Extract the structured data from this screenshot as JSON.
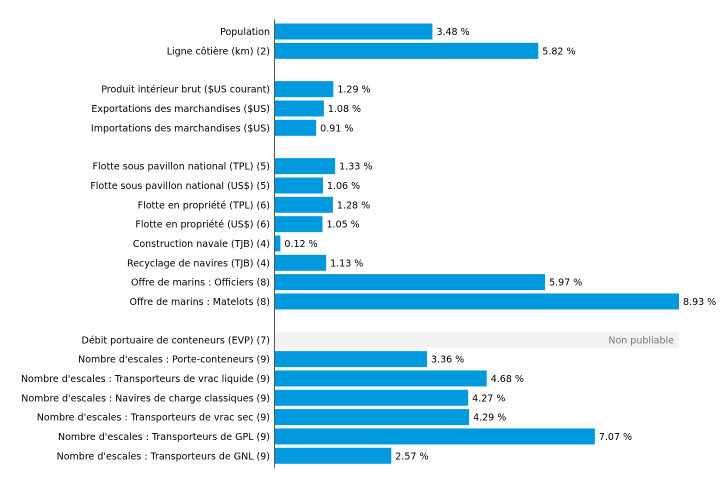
{
  "chart_data": {
    "type": "bar",
    "orientation": "horizontal",
    "unit": "%",
    "bar_color": "#0099dd",
    "unpublished_color": "#f2f2f2",
    "xlim": [
      0,
      8.93
    ],
    "grid": false,
    "categories": [
      "Population",
      "Ligne côtière (km) (2)",
      "Produit intérieur brut ($US courant)",
      "Exportations des marchandises ($US)",
      "Importations des marchandises ($US)",
      "Flotte sous pavillon national (TPL) (5)",
      "Flotte sous pavillon national (US$) (5)",
      "Flotte en propriété (TPL) (6)",
      "Flotte en propriété (US$) (6)",
      "Construction navale (TJB) (4)",
      "Recyclage de navires (TJB) (4)",
      "Offre de marins : Officiers (8)",
      "Offre de marins : Matelots (8)",
      "Débit portuaire de conteneurs (EVP) (7)",
      "Nombre d'escales : Porte-conteneurs (9)",
      "Nombre d'escales : Transporteurs de vrac liquide (9)",
      "Nombre d'escales : Navires de charge classiques (9)",
      "Nombre d'escales : Transporteurs de vrac sec (9)",
      "Nombre d'escales : Transporteurs de GPL (9)",
      "Nombre d'escales : Transporteurs de GNL (9)"
    ],
    "values": [
      3.48,
      5.82,
      1.29,
      1.08,
      0.91,
      1.33,
      1.06,
      1.28,
      1.05,
      0.12,
      1.13,
      5.97,
      8.93,
      null,
      3.36,
      4.68,
      4.27,
      4.29,
      7.07,
      2.57
    ],
    "value_labels": [
      "3.48 %",
      "5.82 %",
      "1.29 %",
      "1.08 %",
      "0.91 %",
      "1.33 %",
      "1.06 %",
      "1.28 %",
      "1.05 %",
      "0.12 %",
      "1.13 %",
      "5.97 %",
      "8.93 %",
      "Non publiable",
      "3.36 %",
      "4.68 %",
      "4.27 %",
      "4.29 %",
      "7.07 %",
      "2.57 %"
    ],
    "groups": [
      2,
      3,
      8,
      7
    ]
  }
}
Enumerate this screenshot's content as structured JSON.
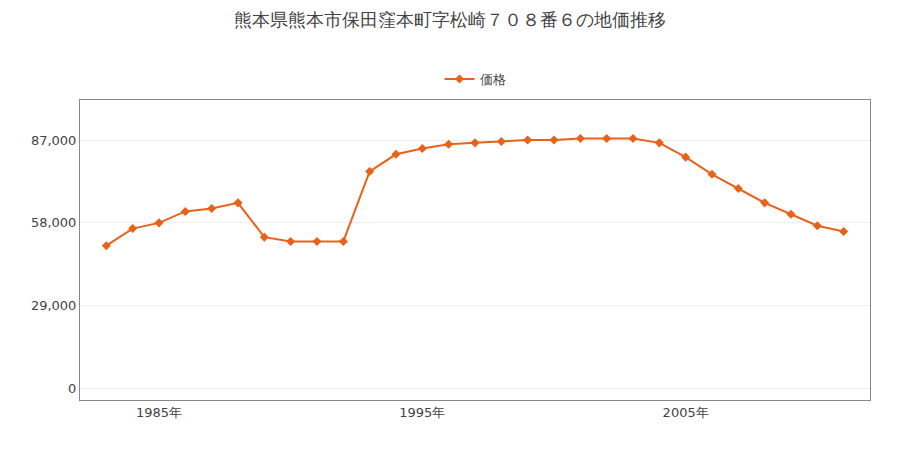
{
  "chart_data": {
    "type": "line",
    "title": "熊本県熊本市保田窪本町字松崎７０８番６の地価推移",
    "x": [
      1983,
      1984,
      1985,
      1986,
      1987,
      1988,
      1989,
      1990,
      1991,
      1992,
      1993,
      1994,
      1995,
      1996,
      1997,
      1998,
      1999,
      2000,
      2001,
      2002,
      2003,
      2004,
      2005,
      2006,
      2007,
      2008,
      2009,
      2010,
      2011
    ],
    "series": [
      {
        "name": "価格",
        "color": "#E8621A",
        "marker": "diamond",
        "values": [
          50000,
          56000,
          58000,
          62000,
          63000,
          65000,
          53000,
          51500,
          51500,
          51500,
          76000,
          82000,
          84000,
          85500,
          86000,
          86500,
          87000,
          87000,
          87500,
          87500,
          87500,
          86000,
          81000,
          75000,
          70000,
          65000,
          61000,
          57000,
          55000
        ]
      }
    ],
    "xlim": [
      1982,
      2012
    ],
    "xticks": [
      {
        "value": 1985,
        "label": "1985年"
      },
      {
        "value": 1995,
        "label": "1995年"
      },
      {
        "value": 2005,
        "label": "2005年"
      }
    ],
    "ylim": [
      -4000,
      101000
    ],
    "yticks": [
      0,
      {
        "value": 29000,
        "label": "29,000"
      },
      {
        "value": 58000,
        "label": "58,000"
      },
      {
        "value": 87000,
        "label": "87,000"
      }
    ],
    "grid": "y",
    "legend": "top"
  }
}
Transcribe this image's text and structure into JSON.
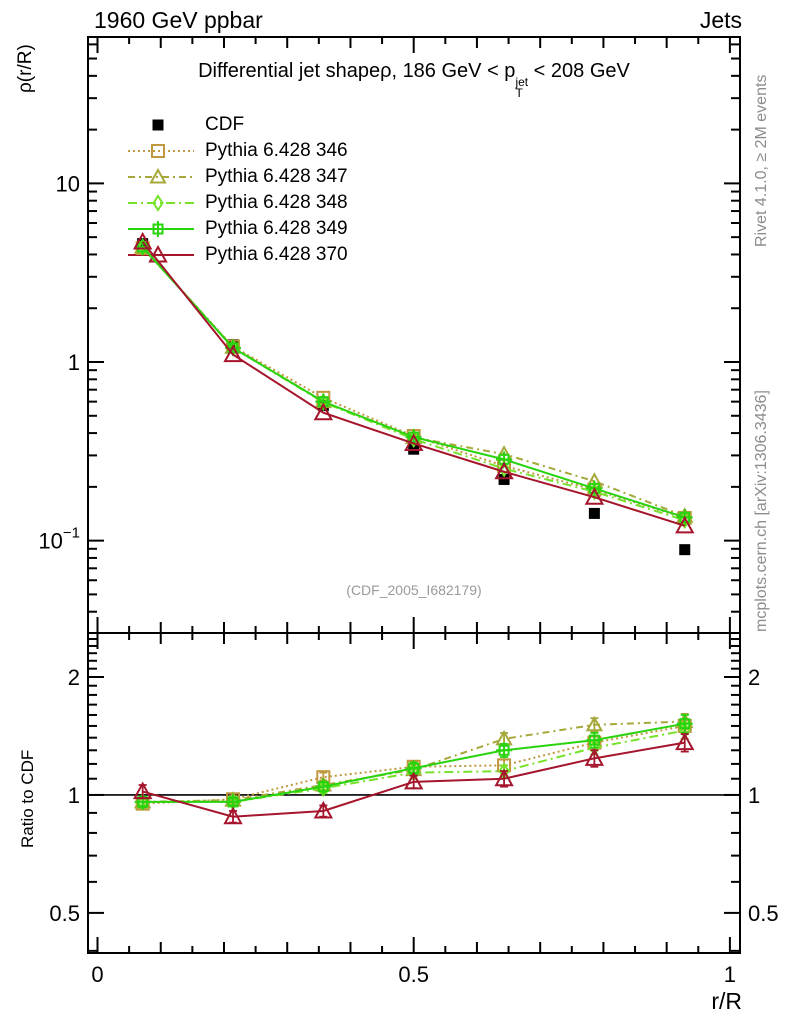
{
  "header": {
    "left": "1960 GeV ppbar",
    "right": "Jets"
  },
  "plot_title": {
    "part1": "Differential jet shapeρ, 186 GeV < p",
    "sup": "jet",
    "sub": "T",
    "part2": " < 208 GeV"
  },
  "watermark": "(CDF_2005_I682179)",
  "side_notes": {
    "top": "Rivet 4.1.0, ≥ 2M events",
    "bottom": "mcplots.cern.ch [arXiv:1306.3436]"
  },
  "chart_data": {
    "type": "line",
    "xlabel": "r/R",
    "x": [
      0.0714,
      0.2143,
      0.3571,
      0.5,
      0.6429,
      0.7857,
      0.9286
    ],
    "xlim": [
      -0.015,
      1.016
    ],
    "xtick_labels": [
      {
        "v": 0,
        "t": "0"
      },
      {
        "v": 0.5,
        "t": "0.5"
      },
      {
        "v": 1,
        "t": "1"
      }
    ],
    "top_panel": {
      "ylabel": "ρ(r/R)",
      "yscale": "log10",
      "ylim": [
        0.0304,
        66
      ],
      "ytick_labels": [
        {
          "v": 10,
          "t": "10"
        },
        {
          "v": 1,
          "t": "1"
        },
        {
          "v": 0.1,
          "t": "10",
          "exp": "−1"
        }
      ]
    },
    "ratio_panel": {
      "ylabel": "Ratio to CDF",
      "yscale": "log10",
      "ylim": [
        0.395,
        2.59
      ],
      "reference_line": 1,
      "ytick_labels": [
        {
          "v": 2,
          "t": "2"
        },
        {
          "v": 1,
          "t": "1"
        },
        {
          "v": 0.5,
          "t": "0.5"
        }
      ]
    },
    "reference_series": {
      "name": "CDF",
      "color": "#000000",
      "line": "none",
      "marker": "square-filled",
      "values": [
        4.6,
        1.25,
        0.57,
        0.325,
        0.22,
        0.142,
        0.089
      ]
    },
    "series": [
      {
        "name": "Pythia 6.428 346",
        "color": "#C0983F",
        "line": "dotted",
        "marker": "square-open",
        "values": [
          4.35,
          1.22,
          0.63,
          0.385,
          0.262,
          0.193,
          0.134
        ],
        "ratio": [
          0.95,
          0.975,
          1.11,
          1.18,
          1.19,
          1.36,
          1.5
        ],
        "ratio_err": [
          0.03,
          0.02,
          0.03,
          0.04,
          0.04,
          0.05,
          0.06
        ]
      },
      {
        "name": "Pythia 6.428 347",
        "color": "#A6A83A",
        "line": "dashdot",
        "marker": "triangle-open",
        "values": [
          4.4,
          1.21,
          0.6,
          0.378,
          0.305,
          0.215,
          0.137
        ],
        "ratio": [
          0.96,
          0.97,
          1.06,
          1.16,
          1.39,
          1.51,
          1.54
        ],
        "ratio_err": [
          0.03,
          0.02,
          0.03,
          0.04,
          0.05,
          0.06,
          0.07
        ]
      },
      {
        "name": "Pythia 6.428 348",
        "color": "#77E22B",
        "line": "dashdot2",
        "marker": "diamond-open",
        "values": [
          4.4,
          1.2,
          0.595,
          0.37,
          0.253,
          0.188,
          0.13
        ],
        "ratio": [
          0.96,
          0.96,
          1.04,
          1.14,
          1.15,
          1.32,
          1.46
        ],
        "ratio_err": [
          0.03,
          0.02,
          0.03,
          0.04,
          0.04,
          0.05,
          0.07
        ]
      },
      {
        "name": "Pythia 6.428 349",
        "color": "#29D30E",
        "line": "solid",
        "marker": "plus-square",
        "values": [
          4.4,
          1.2,
          0.6,
          0.38,
          0.285,
          0.196,
          0.135
        ],
        "ratio": [
          0.96,
          0.96,
          1.05,
          1.17,
          1.3,
          1.38,
          1.52
        ],
        "ratio_err": [
          0.03,
          0.02,
          0.03,
          0.04,
          0.05,
          0.06,
          0.08
        ]
      },
      {
        "name": "Pythia 6.428 370",
        "color": "#A5152C",
        "line": "solid",
        "marker": "triangle-open-large",
        "values": [
          4.7,
          1.1,
          0.52,
          0.35,
          0.243,
          0.175,
          0.121
        ],
        "ratio": [
          1.02,
          0.88,
          0.91,
          1.08,
          1.1,
          1.24,
          1.36
        ],
        "ratio_err": [
          0.04,
          0.03,
          0.03,
          0.04,
          0.05,
          0.06,
          0.07
        ]
      }
    ]
  }
}
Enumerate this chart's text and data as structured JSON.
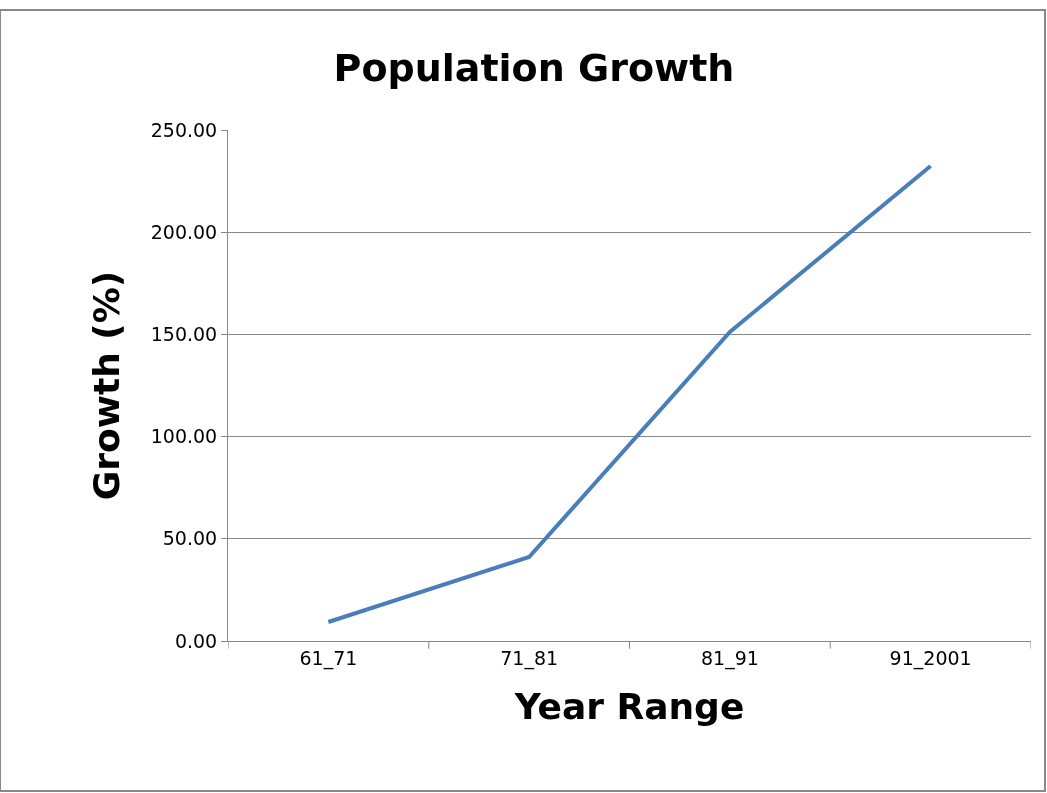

++++++++++

PROBLEM REQUIREMENTS >> From the entries above, copy every line containing the word "name".

FULL ANSWER >>
        "name": "価格",
      "name": "CDF",
        "name": "Pythia 6.428 346",
        "name": "Pythia 6.428 347",
        "name": "Pythia 6.428 348",
        "name": "Pythia 6.428 349",
        "name": "Pythia 6.428 370",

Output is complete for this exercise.